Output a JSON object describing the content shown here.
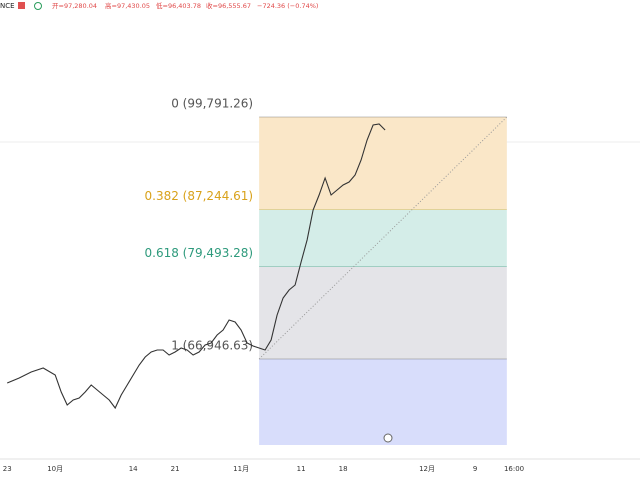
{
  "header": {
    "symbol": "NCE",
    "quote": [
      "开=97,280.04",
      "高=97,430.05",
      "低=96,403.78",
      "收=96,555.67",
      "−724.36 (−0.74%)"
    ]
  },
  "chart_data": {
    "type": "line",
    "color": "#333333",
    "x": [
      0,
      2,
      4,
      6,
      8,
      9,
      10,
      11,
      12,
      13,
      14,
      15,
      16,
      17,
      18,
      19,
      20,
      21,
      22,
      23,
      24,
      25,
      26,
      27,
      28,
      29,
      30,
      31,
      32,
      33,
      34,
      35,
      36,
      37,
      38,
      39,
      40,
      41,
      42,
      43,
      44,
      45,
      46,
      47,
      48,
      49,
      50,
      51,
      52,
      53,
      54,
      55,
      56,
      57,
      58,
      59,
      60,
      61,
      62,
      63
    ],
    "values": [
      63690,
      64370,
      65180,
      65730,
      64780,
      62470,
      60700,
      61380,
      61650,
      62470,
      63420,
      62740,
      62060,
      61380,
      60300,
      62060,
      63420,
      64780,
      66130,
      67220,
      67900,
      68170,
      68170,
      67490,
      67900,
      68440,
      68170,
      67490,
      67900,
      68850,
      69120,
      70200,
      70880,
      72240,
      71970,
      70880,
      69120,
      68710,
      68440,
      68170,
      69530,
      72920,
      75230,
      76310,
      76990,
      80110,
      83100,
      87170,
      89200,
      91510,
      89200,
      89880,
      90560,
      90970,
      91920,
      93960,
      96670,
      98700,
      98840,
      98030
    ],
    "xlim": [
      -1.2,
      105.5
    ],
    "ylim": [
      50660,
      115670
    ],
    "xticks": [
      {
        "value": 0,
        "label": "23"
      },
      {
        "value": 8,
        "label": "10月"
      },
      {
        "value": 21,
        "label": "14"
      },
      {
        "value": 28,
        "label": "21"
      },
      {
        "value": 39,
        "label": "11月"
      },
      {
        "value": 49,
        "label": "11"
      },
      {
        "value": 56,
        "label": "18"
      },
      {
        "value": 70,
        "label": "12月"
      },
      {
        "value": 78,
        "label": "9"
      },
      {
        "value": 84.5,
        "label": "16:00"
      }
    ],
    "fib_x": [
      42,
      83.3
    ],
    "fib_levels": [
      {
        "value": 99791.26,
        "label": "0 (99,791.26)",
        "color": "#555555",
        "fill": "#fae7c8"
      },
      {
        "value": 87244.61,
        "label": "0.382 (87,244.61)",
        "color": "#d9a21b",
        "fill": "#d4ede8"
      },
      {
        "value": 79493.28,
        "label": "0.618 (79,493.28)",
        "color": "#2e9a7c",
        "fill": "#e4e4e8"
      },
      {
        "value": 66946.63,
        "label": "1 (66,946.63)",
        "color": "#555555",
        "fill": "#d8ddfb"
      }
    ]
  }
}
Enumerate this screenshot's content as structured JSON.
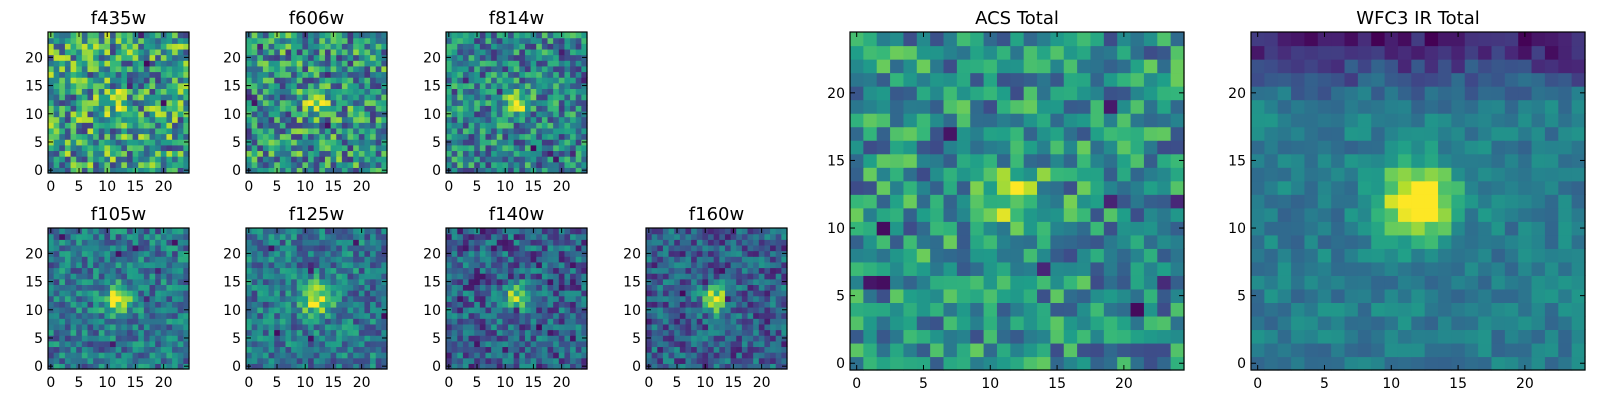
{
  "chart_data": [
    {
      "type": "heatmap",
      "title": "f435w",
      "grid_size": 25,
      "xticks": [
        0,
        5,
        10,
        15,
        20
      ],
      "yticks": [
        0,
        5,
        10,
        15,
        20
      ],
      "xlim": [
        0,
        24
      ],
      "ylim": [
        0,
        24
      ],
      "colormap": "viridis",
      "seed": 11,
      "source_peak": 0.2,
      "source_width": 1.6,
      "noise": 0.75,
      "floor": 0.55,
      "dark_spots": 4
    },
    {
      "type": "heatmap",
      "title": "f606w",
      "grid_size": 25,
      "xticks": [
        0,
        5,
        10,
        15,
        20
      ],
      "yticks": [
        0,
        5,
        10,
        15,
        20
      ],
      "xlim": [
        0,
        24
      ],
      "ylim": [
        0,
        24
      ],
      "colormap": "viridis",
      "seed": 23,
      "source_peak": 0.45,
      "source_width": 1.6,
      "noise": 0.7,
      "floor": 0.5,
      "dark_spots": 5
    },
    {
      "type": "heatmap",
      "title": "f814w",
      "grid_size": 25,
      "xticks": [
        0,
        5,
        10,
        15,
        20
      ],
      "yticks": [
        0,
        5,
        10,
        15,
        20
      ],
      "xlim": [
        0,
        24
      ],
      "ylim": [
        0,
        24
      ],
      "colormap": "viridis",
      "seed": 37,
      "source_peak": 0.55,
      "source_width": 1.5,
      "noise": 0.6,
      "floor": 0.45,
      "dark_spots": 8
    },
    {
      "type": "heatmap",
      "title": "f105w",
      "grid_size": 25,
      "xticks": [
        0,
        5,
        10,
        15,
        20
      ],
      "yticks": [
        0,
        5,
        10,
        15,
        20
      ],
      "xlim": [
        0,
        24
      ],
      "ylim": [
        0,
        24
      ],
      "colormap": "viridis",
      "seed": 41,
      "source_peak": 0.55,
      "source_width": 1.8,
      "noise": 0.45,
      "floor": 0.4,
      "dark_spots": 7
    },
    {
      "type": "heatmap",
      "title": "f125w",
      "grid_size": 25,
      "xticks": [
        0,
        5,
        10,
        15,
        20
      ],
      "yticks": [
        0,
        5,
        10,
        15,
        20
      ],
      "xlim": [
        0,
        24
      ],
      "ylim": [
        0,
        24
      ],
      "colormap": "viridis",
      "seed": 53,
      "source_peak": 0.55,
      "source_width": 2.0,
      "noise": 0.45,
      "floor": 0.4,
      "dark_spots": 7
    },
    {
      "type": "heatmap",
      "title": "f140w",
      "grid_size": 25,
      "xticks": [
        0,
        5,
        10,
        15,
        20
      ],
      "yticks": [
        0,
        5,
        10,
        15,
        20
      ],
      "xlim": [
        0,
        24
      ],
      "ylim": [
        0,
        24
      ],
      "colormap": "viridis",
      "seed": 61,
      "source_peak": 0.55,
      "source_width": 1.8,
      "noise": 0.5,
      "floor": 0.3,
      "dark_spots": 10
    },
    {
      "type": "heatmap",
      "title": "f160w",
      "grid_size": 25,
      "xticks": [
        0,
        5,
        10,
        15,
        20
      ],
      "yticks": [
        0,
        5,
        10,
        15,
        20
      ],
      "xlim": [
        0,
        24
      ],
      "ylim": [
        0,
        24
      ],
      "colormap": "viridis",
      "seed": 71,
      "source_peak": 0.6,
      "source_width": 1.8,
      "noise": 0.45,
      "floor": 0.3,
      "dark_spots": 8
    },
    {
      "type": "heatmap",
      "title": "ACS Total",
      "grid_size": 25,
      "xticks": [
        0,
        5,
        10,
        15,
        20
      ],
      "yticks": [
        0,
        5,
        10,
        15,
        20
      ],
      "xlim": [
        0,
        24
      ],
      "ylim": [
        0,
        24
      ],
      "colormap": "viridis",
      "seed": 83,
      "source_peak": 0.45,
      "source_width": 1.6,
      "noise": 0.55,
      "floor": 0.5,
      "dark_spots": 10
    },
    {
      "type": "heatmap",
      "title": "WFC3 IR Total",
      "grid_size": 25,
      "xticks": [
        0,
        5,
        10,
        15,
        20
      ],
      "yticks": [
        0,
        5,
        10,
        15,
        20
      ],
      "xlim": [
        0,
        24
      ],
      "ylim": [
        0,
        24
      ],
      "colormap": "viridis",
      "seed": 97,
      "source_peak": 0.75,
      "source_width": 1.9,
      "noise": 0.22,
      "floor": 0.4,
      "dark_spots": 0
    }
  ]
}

::::

▶ [YOUR TASK] Pick out lines containing the word "fill", each one as written.

▶ [COMPLETE ANSWER]
        "fill": "#fae7c8"
        "fill": "#d4ede8"
        "fill": "#e4e4e8"
        "fill": "#d8ddfb"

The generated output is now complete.